» Stated goal: Scan the lines below for the word "Карта". Copy each line you find it in.

» Provided material:
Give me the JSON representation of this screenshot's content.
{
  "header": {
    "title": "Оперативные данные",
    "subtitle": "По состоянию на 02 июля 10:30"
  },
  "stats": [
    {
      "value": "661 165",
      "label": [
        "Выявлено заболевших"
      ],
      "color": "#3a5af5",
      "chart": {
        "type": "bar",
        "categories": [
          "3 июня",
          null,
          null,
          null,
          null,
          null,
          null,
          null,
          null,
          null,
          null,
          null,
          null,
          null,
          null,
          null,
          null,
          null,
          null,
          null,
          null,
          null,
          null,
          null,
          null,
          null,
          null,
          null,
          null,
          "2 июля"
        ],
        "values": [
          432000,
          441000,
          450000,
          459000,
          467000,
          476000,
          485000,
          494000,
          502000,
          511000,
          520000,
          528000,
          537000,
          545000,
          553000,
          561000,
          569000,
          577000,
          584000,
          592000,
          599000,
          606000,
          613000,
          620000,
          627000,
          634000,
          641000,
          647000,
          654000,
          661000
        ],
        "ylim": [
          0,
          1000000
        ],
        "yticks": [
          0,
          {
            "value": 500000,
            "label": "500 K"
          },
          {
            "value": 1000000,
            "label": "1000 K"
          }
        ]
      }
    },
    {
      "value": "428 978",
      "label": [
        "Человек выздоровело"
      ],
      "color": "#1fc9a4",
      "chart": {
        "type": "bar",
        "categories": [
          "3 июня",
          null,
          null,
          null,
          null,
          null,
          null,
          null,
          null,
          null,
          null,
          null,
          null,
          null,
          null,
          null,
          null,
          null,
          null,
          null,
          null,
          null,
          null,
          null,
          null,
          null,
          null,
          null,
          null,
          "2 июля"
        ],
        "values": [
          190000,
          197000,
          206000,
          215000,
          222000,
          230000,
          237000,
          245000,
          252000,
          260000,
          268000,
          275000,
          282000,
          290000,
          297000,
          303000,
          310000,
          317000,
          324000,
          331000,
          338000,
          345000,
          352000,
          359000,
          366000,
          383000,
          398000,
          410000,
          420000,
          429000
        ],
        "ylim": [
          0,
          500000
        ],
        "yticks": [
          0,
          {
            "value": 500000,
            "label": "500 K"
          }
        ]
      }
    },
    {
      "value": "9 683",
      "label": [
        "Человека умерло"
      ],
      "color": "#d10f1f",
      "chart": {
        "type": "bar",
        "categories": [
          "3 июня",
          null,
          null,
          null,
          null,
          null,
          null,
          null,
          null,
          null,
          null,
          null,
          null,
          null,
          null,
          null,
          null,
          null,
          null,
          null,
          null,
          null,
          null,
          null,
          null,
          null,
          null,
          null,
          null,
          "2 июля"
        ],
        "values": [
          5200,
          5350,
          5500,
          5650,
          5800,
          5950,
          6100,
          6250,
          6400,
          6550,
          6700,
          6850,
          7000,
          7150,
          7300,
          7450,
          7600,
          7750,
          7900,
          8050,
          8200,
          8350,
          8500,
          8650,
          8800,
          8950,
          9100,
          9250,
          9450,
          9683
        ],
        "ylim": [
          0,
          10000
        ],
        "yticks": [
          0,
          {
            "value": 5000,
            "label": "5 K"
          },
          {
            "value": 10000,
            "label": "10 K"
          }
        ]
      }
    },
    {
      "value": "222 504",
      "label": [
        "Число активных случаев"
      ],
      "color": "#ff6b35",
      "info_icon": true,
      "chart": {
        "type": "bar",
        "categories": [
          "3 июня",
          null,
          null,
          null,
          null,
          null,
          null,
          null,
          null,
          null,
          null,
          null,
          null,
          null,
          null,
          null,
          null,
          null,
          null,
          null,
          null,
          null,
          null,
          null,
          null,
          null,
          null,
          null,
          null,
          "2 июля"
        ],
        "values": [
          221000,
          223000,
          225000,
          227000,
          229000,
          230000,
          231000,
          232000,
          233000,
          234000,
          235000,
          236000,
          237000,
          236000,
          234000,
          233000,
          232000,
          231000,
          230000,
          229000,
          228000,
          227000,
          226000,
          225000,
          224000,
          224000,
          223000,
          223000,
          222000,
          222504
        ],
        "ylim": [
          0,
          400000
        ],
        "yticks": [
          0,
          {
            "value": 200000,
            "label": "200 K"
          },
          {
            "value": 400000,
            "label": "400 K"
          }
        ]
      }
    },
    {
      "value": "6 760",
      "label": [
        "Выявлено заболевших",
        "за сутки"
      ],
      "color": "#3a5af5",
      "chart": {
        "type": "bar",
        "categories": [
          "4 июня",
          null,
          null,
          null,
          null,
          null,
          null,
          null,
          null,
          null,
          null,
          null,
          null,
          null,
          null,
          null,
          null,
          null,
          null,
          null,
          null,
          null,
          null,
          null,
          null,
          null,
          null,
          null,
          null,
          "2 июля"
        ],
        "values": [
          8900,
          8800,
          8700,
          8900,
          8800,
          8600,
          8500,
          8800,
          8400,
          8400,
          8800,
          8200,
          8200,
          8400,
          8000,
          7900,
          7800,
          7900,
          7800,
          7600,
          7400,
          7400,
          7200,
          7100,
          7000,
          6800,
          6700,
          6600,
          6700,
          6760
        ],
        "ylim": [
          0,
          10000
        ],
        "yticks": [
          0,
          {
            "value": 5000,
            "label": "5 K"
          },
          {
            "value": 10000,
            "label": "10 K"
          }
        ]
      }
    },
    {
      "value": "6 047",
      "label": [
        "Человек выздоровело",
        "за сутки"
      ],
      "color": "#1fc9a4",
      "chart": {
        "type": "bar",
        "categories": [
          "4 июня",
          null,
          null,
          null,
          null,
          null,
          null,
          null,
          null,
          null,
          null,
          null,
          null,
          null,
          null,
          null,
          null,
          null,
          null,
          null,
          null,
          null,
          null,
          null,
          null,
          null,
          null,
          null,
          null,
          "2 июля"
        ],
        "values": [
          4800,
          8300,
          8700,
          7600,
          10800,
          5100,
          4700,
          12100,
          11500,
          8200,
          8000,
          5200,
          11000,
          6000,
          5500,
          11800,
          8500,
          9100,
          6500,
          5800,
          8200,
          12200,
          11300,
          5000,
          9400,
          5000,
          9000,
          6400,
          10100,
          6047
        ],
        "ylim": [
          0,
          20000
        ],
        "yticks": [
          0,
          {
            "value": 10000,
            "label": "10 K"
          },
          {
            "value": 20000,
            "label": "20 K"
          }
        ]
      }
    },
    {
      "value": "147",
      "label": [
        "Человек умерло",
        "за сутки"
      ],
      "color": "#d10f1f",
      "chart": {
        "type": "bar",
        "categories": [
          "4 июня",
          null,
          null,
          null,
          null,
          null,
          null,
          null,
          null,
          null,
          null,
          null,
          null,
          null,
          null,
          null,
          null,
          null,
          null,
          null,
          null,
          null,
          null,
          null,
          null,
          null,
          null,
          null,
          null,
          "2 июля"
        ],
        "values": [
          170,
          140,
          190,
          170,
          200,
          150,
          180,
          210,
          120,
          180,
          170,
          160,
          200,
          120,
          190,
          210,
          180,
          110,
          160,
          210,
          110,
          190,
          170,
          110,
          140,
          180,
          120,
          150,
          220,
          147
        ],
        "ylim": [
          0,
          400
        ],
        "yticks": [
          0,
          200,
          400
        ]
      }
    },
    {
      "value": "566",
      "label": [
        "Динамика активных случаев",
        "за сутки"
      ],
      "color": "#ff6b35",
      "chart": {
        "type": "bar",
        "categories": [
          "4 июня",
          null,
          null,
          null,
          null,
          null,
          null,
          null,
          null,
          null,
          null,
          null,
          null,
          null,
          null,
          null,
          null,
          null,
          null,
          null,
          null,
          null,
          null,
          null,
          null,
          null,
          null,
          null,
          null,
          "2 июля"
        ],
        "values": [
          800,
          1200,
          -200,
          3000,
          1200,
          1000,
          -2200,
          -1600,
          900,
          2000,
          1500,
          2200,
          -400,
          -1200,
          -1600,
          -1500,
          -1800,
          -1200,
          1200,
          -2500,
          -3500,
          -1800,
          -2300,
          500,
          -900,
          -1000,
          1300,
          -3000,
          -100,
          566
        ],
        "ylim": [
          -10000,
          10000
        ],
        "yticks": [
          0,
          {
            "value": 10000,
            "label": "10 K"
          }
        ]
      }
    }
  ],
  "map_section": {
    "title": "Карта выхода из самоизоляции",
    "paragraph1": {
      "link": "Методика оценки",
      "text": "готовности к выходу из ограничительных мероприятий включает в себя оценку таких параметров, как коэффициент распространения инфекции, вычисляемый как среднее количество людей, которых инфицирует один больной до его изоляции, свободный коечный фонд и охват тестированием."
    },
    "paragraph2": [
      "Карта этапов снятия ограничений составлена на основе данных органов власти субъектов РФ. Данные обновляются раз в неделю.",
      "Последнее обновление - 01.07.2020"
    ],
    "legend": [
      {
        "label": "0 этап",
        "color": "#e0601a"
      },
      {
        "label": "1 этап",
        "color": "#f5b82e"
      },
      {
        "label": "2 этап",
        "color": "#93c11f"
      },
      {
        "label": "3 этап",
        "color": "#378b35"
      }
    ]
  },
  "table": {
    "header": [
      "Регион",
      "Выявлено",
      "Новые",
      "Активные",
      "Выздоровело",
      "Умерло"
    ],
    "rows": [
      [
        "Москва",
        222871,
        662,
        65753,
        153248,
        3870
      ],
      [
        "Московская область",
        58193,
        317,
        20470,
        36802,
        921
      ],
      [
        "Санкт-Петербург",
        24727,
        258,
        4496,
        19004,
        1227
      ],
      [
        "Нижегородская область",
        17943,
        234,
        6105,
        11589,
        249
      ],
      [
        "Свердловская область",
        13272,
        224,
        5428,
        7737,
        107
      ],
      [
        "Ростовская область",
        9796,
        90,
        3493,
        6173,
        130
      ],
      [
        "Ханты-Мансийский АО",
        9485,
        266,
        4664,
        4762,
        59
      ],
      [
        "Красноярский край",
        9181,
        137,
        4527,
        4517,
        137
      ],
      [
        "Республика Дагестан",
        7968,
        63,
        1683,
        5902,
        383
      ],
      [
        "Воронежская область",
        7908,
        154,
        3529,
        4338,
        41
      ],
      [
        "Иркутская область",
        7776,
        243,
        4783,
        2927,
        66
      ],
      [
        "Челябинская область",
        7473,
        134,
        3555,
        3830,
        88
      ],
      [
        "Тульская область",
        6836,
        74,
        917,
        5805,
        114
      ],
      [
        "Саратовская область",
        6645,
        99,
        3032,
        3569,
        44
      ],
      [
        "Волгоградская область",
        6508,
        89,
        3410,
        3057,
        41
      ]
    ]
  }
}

» Output of the task:
    "title": "Карта выхода из самоизоляции",
      "Карта этапов снятия ограничений составлена на основе данных органов власти субъектов РФ. Данные обновляются раз в неделю.",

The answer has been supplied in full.